Every entry must be given again exactly.
┄┄┄┄┄┄
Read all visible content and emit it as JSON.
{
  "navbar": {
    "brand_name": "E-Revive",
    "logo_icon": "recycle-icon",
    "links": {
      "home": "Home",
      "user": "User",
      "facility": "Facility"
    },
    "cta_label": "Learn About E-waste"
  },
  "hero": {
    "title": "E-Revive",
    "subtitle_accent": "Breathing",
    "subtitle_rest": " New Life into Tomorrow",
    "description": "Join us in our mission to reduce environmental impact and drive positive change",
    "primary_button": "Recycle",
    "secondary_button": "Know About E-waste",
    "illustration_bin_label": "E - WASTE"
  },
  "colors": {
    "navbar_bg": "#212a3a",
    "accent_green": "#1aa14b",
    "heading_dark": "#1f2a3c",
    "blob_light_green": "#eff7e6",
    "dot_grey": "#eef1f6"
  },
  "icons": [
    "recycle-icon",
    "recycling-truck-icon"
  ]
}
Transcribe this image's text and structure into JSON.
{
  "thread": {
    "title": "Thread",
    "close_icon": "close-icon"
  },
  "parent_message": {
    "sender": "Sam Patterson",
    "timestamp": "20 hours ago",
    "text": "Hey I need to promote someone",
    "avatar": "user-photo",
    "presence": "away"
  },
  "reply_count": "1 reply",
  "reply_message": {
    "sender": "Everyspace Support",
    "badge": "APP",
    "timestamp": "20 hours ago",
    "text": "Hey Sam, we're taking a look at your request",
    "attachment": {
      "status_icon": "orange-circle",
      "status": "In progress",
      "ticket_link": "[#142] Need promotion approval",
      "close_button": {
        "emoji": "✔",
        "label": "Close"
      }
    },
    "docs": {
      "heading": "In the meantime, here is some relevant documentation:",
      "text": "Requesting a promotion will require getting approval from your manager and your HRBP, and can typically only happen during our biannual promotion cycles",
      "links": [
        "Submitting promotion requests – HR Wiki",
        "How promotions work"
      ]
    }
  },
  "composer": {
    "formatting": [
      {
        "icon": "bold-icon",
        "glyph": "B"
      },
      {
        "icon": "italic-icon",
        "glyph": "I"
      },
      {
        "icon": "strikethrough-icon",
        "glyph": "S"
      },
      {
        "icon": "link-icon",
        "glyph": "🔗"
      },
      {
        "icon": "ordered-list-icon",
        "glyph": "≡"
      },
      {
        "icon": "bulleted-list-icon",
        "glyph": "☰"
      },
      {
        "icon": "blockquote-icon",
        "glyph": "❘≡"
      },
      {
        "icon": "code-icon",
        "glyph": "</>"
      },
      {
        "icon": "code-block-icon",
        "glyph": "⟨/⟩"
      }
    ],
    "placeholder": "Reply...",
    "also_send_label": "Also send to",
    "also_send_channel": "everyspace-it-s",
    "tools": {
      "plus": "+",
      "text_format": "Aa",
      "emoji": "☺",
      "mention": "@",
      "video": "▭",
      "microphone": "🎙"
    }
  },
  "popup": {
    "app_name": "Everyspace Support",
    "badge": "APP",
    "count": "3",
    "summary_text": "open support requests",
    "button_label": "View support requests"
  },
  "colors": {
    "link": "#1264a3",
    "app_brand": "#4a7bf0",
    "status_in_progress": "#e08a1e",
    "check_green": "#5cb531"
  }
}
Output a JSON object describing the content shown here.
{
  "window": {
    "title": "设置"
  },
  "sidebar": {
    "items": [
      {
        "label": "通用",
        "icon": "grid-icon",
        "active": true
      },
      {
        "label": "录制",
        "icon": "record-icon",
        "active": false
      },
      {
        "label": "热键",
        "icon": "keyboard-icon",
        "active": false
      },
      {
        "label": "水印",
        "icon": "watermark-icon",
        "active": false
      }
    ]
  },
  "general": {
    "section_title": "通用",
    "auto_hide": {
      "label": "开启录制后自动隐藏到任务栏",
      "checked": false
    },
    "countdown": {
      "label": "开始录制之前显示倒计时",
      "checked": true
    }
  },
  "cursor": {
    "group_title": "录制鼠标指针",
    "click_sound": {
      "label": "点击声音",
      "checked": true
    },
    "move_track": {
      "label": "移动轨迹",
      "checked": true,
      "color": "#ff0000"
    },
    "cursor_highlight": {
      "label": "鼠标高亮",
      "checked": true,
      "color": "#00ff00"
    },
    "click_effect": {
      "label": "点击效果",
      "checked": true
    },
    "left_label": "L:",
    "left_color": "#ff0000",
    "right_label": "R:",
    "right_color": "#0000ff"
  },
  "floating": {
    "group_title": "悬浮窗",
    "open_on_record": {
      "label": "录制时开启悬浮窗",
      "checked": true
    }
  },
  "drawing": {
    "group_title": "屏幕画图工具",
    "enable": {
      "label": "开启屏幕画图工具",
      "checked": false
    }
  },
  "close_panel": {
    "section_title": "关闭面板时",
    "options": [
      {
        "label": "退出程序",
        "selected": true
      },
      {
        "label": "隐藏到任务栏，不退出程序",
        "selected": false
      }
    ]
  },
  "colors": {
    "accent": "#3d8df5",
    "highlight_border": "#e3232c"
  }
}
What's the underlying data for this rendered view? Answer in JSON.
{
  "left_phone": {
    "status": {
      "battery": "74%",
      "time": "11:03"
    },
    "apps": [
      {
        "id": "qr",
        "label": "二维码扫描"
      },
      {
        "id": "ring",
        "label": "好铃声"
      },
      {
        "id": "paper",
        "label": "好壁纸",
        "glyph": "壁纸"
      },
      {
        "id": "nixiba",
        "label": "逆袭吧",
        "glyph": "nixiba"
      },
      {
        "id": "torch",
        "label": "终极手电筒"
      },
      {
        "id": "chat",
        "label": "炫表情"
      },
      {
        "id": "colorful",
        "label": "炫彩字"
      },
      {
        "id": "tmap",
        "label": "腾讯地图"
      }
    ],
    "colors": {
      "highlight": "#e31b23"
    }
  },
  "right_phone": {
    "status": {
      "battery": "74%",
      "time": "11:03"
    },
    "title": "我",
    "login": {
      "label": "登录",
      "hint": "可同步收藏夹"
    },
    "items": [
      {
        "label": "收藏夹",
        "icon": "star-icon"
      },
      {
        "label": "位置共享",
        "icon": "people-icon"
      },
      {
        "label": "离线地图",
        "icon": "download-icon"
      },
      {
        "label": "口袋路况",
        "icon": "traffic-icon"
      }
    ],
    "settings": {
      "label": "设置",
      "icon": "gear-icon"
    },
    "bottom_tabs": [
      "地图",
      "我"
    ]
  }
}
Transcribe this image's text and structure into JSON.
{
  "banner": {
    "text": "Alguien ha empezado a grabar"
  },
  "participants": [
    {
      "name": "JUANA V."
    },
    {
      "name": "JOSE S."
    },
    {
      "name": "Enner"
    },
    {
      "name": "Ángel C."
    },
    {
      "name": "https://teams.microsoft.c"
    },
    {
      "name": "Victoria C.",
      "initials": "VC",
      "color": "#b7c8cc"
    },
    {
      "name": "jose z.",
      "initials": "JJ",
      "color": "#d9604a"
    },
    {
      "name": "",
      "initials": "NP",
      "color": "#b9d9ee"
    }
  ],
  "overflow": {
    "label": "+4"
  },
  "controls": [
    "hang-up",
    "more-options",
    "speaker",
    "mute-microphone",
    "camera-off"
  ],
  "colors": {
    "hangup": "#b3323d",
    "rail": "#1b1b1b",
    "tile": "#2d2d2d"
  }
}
┄┄┄┄┄┄
• Result below:
Read all visible content and emit it as JSON.
{
  "navbar": {
    "brand_name": "E-Revive",
    "logo_icon": "recycle-icon",
    "links": {
      "home": "Home",
      "user": "User",
      "facility": "Facility"
    },
    "cta_label": "Learn About E-waste"
  },
  "hero": {
    "title": "E-Revive",
    "subtitle_accent": "Breathing",
    "subtitle_rest": " New Life into Tomorrow",
    "description": "Join us in our mission to reduce environmental impact and drive positive change",
    "primary_button": "Recycle",
    "secondary_button": "Know About E-waste",
    "illustration_bin_label": "E - WASTE"
  },
  "colors": {
    "navbar_bg": "#212a3a",
    "accent_green": "#1aa14b",
    "heading_dark": "#1f2a3c",
    "blob_light_green": "#eff7e6",
    "dot_grey": "#eef1f6"
  },
  "icons": [
    "recycle-icon",
    "recycling-truck-icon"
  ]
}
Transcribe this image's text and structure into JSON.
{
  "thread": {
    "title": "Thread",
    "close_icon": "close-icon"
  },
  "parent_message": {
    "sender": "Sam Patterson",
    "timestamp": "20 hours ago",
    "text": "Hey I need to promote someone",
    "avatar": "user-photo",
    "presence": "away"
  },
  "reply_count": "1 reply",
  "reply_message": {
    "sender": "Everyspace Support",
    "badge": "APP",
    "timestamp": "20 hours ago",
    "text": "Hey Sam, we're taking a look at your request",
    "attachment": {
      "status_icon": "orange-circle",
      "status": "In progress",
      "ticket_link": "[#142] Need promotion approval",
      "close_button": {
        "emoji": "✔",
        "label": "Close"
      }
    },
    "docs": {
      "heading": "In the meantime, here is some relevant documentation:",
      "text": "Requesting a promotion will require getting approval from your manager and your HRBP, and can typically only happen during our biannual promotion cycles",
      "links": [
        "Submitting promotion requests – HR Wiki",
        "How promotions work"
      ]
    }
  },
  "composer": {
    "formatting": [
      {
        "icon": "bold-icon",
        "glyph": "B"
      },
      {
        "icon": "italic-icon",
        "glyph": "I"
      },
      {
        "icon": "strikethrough-icon",
        "glyph": "S"
      },
      {
        "icon": "link-icon",
        "glyph": "🔗"
      },
      {
        "icon": "ordered-list-icon",
        "glyph": "≡"
      },
      {
        "icon": "bulleted-list-icon",
        "glyph": "☰"
      },
      {
        "icon": "blockquote-icon",
        "glyph": "❘≡"
      },
      {
        "icon": "code-icon",
        "glyph": "</>"
      },
      {
        "icon": "code-block-icon",
        "glyph": "⟨/⟩"
      }
    ],
    "placeholder": "Reply...",
    "also_send_label": "Also send to",
    "also_send_channel": "everyspace-it-s",
    "tools": {
      "plus": "+",
      "text_format": "Aa",
      "emoji": "☺",
      "mention": "@",
      "video": "▭",
      "microphone": "🎙"
    }
  },
  "popup": {
    "app_name": "Everyspace Support",
    "badge": "APP",
    "count": "3",
    "summary_text": "open support requests",
    "button_label": "View support requests"
  },
  "colors": {
    "link": "#1264a3",
    "app_brand": "#4a7bf0",
    "status_in_progress": "#e08a1e",
    "check_green": "#5cb531"
  }
}
Output a JSON object describing the content shown here.
{
  "window": {
    "title": "设置"
  },
  "sidebar": {
    "items": [
      {
        "label": "通用",
        "icon": "grid-icon",
        "active": true
      },
      {
        "label": "录制",
        "icon": "record-icon",
        "active": false
      },
      {
        "label": "热键",
        "icon": "keyboard-icon",
        "active": false
      },
      {
        "label": "水印",
        "icon": "watermark-icon",
        "active": false
      }
    ]
  },
  "general": {
    "section_title": "通用",
    "auto_hide": {
      "label": "开启录制后自动隐藏到任务栏",
      "checked": false
    },
    "countdown": {
      "label": "开始录制之前显示倒计时",
      "checked": true
    }
  },
  "cursor": {
    "group_title": "录制鼠标指针",
    "click_sound": {
      "label": "点击声音",
      "checked": true
    },
    "move_track": {
      "label": "移动轨迹",
      "checked": true,
      "color": "#ff0000"
    },
    "cursor_highlight": {
      "label": "鼠标高亮",
      "checked": true,
      "color": "#00ff00"
    },
    "click_effect": {
      "label": "点击效果",
      "checked": true
    },
    "left_label": "L:",
    "left_color": "#ff0000",
    "right_label": "R:",
    "right_color": "#0000ff"
  },
  "floating": {
    "group_title": "悬浮窗",
    "open_on_record": {
      "label": "录制时开启悬浮窗",
      "checked": true
    }
  },
  "drawing": {
    "group_title": "屏幕画图工具",
    "enable": {
      "label": "开启屏幕画图工具",
      "checked": false
    }
  },
  "close_panel": {
    "section_title": "关闭面板时",
    "options": [
      {
        "label": "退出程序",
        "selected": true
      },
      {
        "label": "隐藏到任务栏，不退出程序",
        "selected": false
      }
    ]
  },
  "colors": {
    "accent": "#3d8df5",
    "highlight_border": "#e3232c"
  }
}
What's the underlying data for this rendered view? Answer in JSON.
{
  "left_phone": {
    "status": {
      "battery": "74%",
      "time": "11:03"
    },
    "apps": [
      {
        "id": "qr",
        "label": "二维码扫描"
      },
      {
        "id": "ring",
        "label": "好铃声"
      },
      {
        "id": "paper",
        "label": "好壁纸",
        "glyph": "壁纸"
      },
      {
        "id": "nixiba",
        "label": "逆袭吧",
        "glyph": "nixiba"
      },
      {
        "id": "torch",
        "label": "终极手电筒"
      },
      {
        "id": "chat",
        "label": "炫表情"
      },
      {
        "id": "colorful",
        "label": "炫彩字"
      },
      {
        "id": "tmap",
        "label": "腾讯地图"
      }
    ],
    "colors": {
      "highlight": "#e31b23"
    }
  },
  "right_phone": {
    "status": {
      "battery": "74%",
      "time": "11:03"
    },
    "title": "我",
    "login": {
      "label": "登录",
      "hint": "可同步收藏夹"
    },
    "items": [
      {
        "label": "收藏夹",
        "icon": "star-icon"
      },
      {
        "label": "位置共享",
        "icon": "people-icon"
      },
      {
        "label": "离线地图",
        "icon": "download-icon"
      },
      {
        "label": "口袋路况",
        "icon": "traffic-icon"
      }
    ],
    "settings": {
      "label": "设置",
      "icon": "gear-icon"
    },
    "bottom_tabs": [
      "地图",
      "我"
    ]
  }
}
Transcribe this image's text and structure into JSON.
{
  "banner": {
    "text": "Alguien ha empezado a grabar"
  },
  "participants": [
    {
      "name": "JUANA V."
    },
    {
      "name": "JOSE S."
    },
    {
      "name": "Enner"
    },
    {
      "name": "Ángel C."
    },
    {
      "name": "https://teams.microsoft.c"
    },
    {
      "name": "Victoria C.",
      "initials": "VC",
      "color": "#b7c8cc"
    },
    {
      "name": "jose z.",
      "initials": "JJ",
      "color": "#d9604a"
    },
    {
      "name": "",
      "initials": "NP",
      "color": "#b9d9ee"
    }
  ],
  "overflow": {
    "label": "+4"
  },
  "controls": [
    "hang-up",
    "more-options",
    "speaker",
    "mute-microphone",
    "camera-off"
  ],
  "colors": {
    "hangup": "#b3323d",
    "rail": "#1b1b1b",
    "tile": "#2d2d2d"
  }
}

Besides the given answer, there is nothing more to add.